* Begin Available records *

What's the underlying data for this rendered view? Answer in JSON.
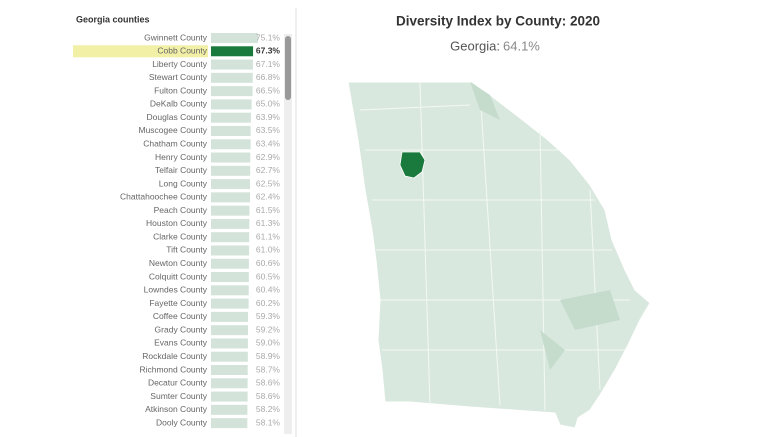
{
  "chart_data": {
    "type": "bar",
    "title": "Georgia counties",
    "categories": [
      "Gwinnett County",
      "Cobb County",
      "Liberty County",
      "Stewart County",
      "Fulton County",
      "DeKalb County",
      "Douglas County",
      "Muscogee County",
      "Chatham County",
      "Henry County",
      "Telfair County",
      "Long County",
      "Chattahoochee County",
      "Peach County",
      "Houston County",
      "Clarke County",
      "Tift County",
      "Newton County",
      "Colquitt County",
      "Lowndes County",
      "Fayette County",
      "Coffee County",
      "Grady County",
      "Evans County",
      "Rockdale County",
      "Richmond County",
      "Decatur County",
      "Sumter County",
      "Atkinson County",
      "Dooly County"
    ],
    "values": [
      75.1,
      67.3,
      67.1,
      66.8,
      66.5,
      65.0,
      63.9,
      63.5,
      63.4,
      62.9,
      62.7,
      62.5,
      62.4,
      61.5,
      61.3,
      61.1,
      61.0,
      60.6,
      60.5,
      60.4,
      60.2,
      59.3,
      59.2,
      59.0,
      58.9,
      58.7,
      58.6,
      58.6,
      58.2,
      58.1
    ],
    "value_labels": [
      "75.1%",
      "67.3%",
      "67.1%",
      "66.8%",
      "66.5%",
      "65.0%",
      "63.9%",
      "63.5%",
      "63.4%",
      "62.9%",
      "62.7%",
      "62.5%",
      "62.4%",
      "61.5%",
      "61.3%",
      "61.1%",
      "61.0%",
      "60.6%",
      "60.5%",
      "60.4%",
      "60.2%",
      "59.3%",
      "59.2%",
      "59.0%",
      "58.9%",
      "58.7%",
      "58.6%",
      "58.6%",
      "58.2%",
      "58.1%"
    ],
    "xlim": [
      0,
      120
    ],
    "color": "#d3e3d9",
    "highlight_index": 1,
    "highlight_color": "#1a7a3e",
    "map_title": "Diversity Index by County: 2020",
    "state_label": "Georgia:",
    "state_value": 64.1,
    "state_value_label": "64.1%"
  }
}
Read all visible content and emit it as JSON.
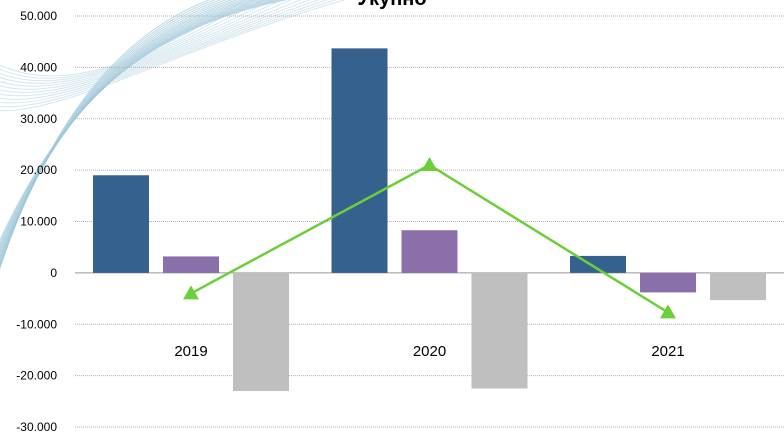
{
  "chart_data": {
    "type": "bar",
    "title": "Укупно",
    "categories": [
      "2019",
      "2020",
      "2021"
    ],
    "series": [
      {
        "kind": "bar",
        "color": "#35618f",
        "values": [
          19000,
          43700,
          3300
        ]
      },
      {
        "kind": "bar",
        "color": "#8a6fab",
        "values": [
          3200,
          8300,
          -3800
        ]
      },
      {
        "kind": "bar",
        "color": "#bfbfbf",
        "values": [
          -23000,
          -22500,
          -5300
        ]
      },
      {
        "kind": "line",
        "color": "#6ccf3a",
        "marker": "triangle",
        "values": [
          -4000,
          21000,
          -7700
        ]
      }
    ],
    "yticks": [
      "50.000",
      "40.000",
      "30.000",
      "20.000",
      "10.000",
      "0",
      "-10.000",
      "-20.000",
      "-30.000"
    ],
    "ytick_values": [
      50000,
      40000,
      30000,
      20000,
      10000,
      0,
      -10000,
      -20000,
      -30000
    ],
    "ylim": [
      -30000,
      50000
    ],
    "grid": true,
    "legend": "none"
  }
}
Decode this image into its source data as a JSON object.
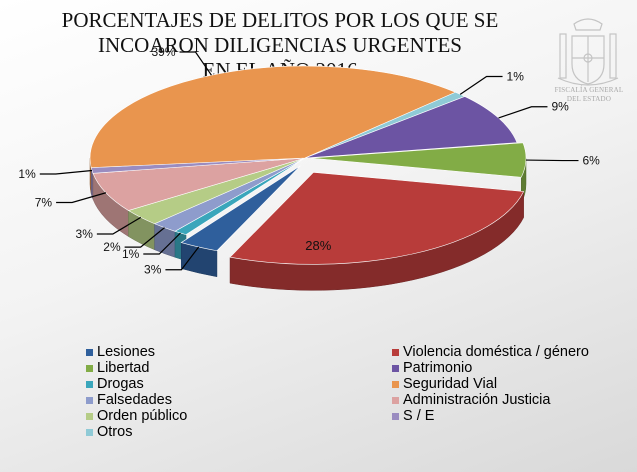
{
  "title": "PORCENTAJES DE DELITOS POR LOS QUE SE\nINCOARON DILIGENCIAS URGENTES\nEN EL AÑO 2016",
  "logo_text": "FISCALÍA GENERAL\nDEL ESTADO",
  "chart_data": {
    "type": "pie",
    "title": "PORCENTAJES DE DELITOS POR LOS QUE SE INCOARON DILIGENCIAS URGENTES EN EL AÑO 2016",
    "legend_position": "bottom",
    "slices": [
      {
        "name": "Violencia doméstica / género",
        "value": 28,
        "label": "28%",
        "color": "#b83c3a"
      },
      {
        "name": "Lesiones",
        "value": 3,
        "label": "3%",
        "color": "#2f5f9c"
      },
      {
        "name": "Drogas",
        "value": 1,
        "label": "1%",
        "color": "#3aa6bb"
      },
      {
        "name": "Falsedades",
        "value": 2,
        "label": "2%",
        "color": "#8e9ccc"
      },
      {
        "name": "Orden público",
        "value": 3,
        "label": "3%",
        "color": "#b5cc86"
      },
      {
        "name": "Administración Justicia",
        "value": 7,
        "label": "7%",
        "color": "#dca2a1"
      },
      {
        "name": "S / E",
        "value": 1,
        "label": "1%",
        "color": "#9a8cc0"
      },
      {
        "name": "Seguridad Vial",
        "value": 39,
        "label": "39%",
        "color": "#e9954e"
      },
      {
        "name": "Otros",
        "value": 1,
        "label": "1%",
        "color": "#8fcad6"
      },
      {
        "name": "Patrimonio",
        "value": 9,
        "label": "9%",
        "color": "#6c54a3"
      },
      {
        "name": "Libertad",
        "value": 6,
        "label": "6%",
        "color": "#82ac46"
      }
    ],
    "legend": [
      {
        "name": "Lesiones",
        "color": "#2f5f9c"
      },
      {
        "name": "Violencia doméstica / género",
        "color": "#b83c3a"
      },
      {
        "name": "Libertad",
        "color": "#82ac46"
      },
      {
        "name": "Patrimonio",
        "color": "#6c54a3"
      },
      {
        "name": "Drogas",
        "color": "#3aa6bb"
      },
      {
        "name": "Seguridad Vial",
        "color": "#e9954e"
      },
      {
        "name": "Falsedades",
        "color": "#8e9ccc"
      },
      {
        "name": "Administración Justicia",
        "color": "#dca2a1"
      },
      {
        "name": "Orden público",
        "color": "#b5cc86"
      },
      {
        "name": "S / E",
        "color": "#9a8cc0"
      },
      {
        "name": "Otros",
        "color": "#8fcad6"
      }
    ]
  }
}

* End Available records *

**Task objective:** Among the lines of the data, identify those with the word "PORCENTAJES". Copy each of them.

**Answer to this task:**
  "title": "PORCENTAJES DE DELITOS POR LOS QUE SE\nINCOARON DILIGENCIAS URGENTES\nEN EL AÑO 2016",
    "title": "PORCENTAJES DE DELITOS POR LOS QUE SE INCOARON DILIGENCIAS URGENTES EN EL AÑO 2016",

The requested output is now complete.